◆ **Given information**
- - - - -
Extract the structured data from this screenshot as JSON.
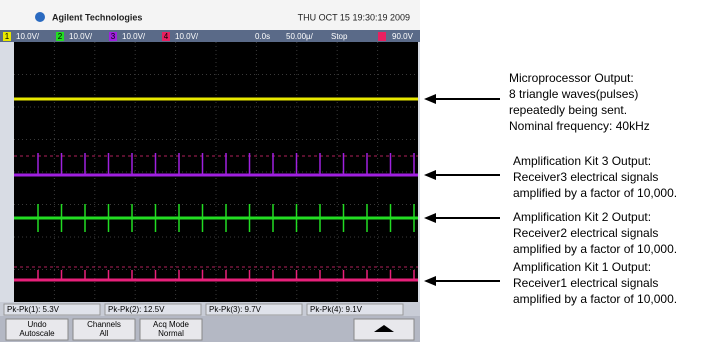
{
  "header": {
    "brand": "Agilent Technologies",
    "datetime": "THU OCT 15 19:30:19 2009"
  },
  "status_bar": {
    "channels": [
      {
        "number": "1",
        "scale": "10.0V/"
      },
      {
        "number": "2",
        "scale": "10.0V/"
      },
      {
        "number": "3",
        "scale": "10.0V/"
      },
      {
        "number": "4",
        "scale": "10.0V/"
      }
    ],
    "time_delay": "0.0s",
    "time_scale": "50.00µ/",
    "run_state": "Stop",
    "trigger_level": "90.0V"
  },
  "measurements": [
    "Pk-Pk(1): 5.3V",
    "Pk-Pk(2): 12.5V",
    "Pk-Pk(3): 9.7V",
    "Pk-Pk(4): 9.1V"
  ],
  "softkeys": [
    {
      "lines": [
        "Undo",
        "Autoscale"
      ]
    },
    {
      "lines": [
        "Channels",
        "All"
      ]
    },
    {
      "lines": [
        "Acq Mode",
        "Normal"
      ]
    }
  ],
  "annotations": [
    {
      "lines": [
        "Microprocessor Output:",
        "8 triangle waves(pulses)",
        "repeatedly being sent.",
        "Nominal frequency: 40kHz"
      ]
    },
    {
      "lines": [
        "Amplification Kit 3 Output:",
        "Receiver3 electrical signals",
        "amplified by a factor of 10,000."
      ]
    },
    {
      "lines": [
        "Amplification Kit 2 Output:",
        "Receiver2 electrical signals",
        "amplified by a factor of 10,000."
      ]
    },
    {
      "lines": [
        "Amplification Kit 1 Output:",
        "Receiver1 electrical signals",
        "amplified by a factor of 10,000."
      ]
    }
  ]
}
- - - - -
◆ **Set exercise**
Reproduce the listing above exactly, excluding all pictures.

◆ **The result**
Extract the structured data from this screenshot as JSON.
{
  "header": {
    "brand": "Agilent Technologies",
    "datetime": "THU OCT 15 19:30:19 2009"
  },
  "status_bar": {
    "channels": [
      {
        "number": "1",
        "scale": "10.0V/"
      },
      {
        "number": "2",
        "scale": "10.0V/"
      },
      {
        "number": "3",
        "scale": "10.0V/"
      },
      {
        "number": "4",
        "scale": "10.0V/"
      }
    ],
    "time_delay": "0.0s",
    "time_scale": "50.00µ/",
    "run_state": "Stop",
    "trigger_level": "90.0V"
  },
  "measurements": [
    "Pk-Pk(1): 5.3V",
    "Pk-Pk(2): 12.5V",
    "Pk-Pk(3): 9.7V",
    "Pk-Pk(4): 9.1V"
  ],
  "softkeys": [
    {
      "lines": [
        "Undo",
        "Autoscale"
      ]
    },
    {
      "lines": [
        "Channels",
        "All"
      ]
    },
    {
      "lines": [
        "Acq Mode",
        "Normal"
      ]
    }
  ],
  "annotations": [
    {
      "lines": [
        "Microprocessor Output:",
        "8 triangle waves(pulses)",
        "repeatedly being sent.",
        "Nominal frequency: 40kHz"
      ]
    },
    {
      "lines": [
        "Amplification Kit 3 Output:",
        "Receiver3 electrical signals",
        "amplified by a factor of 10,000."
      ]
    },
    {
      "lines": [
        "Amplification Kit 2 Output:",
        "Receiver2 electrical signals",
        "amplified by a factor of 10,000."
      ]
    },
    {
      "lines": [
        "Amplification Kit 1 Output:",
        "Receiver1 electrical signals",
        "amplified by a factor of 10,000."
      ]
    }
  ]
}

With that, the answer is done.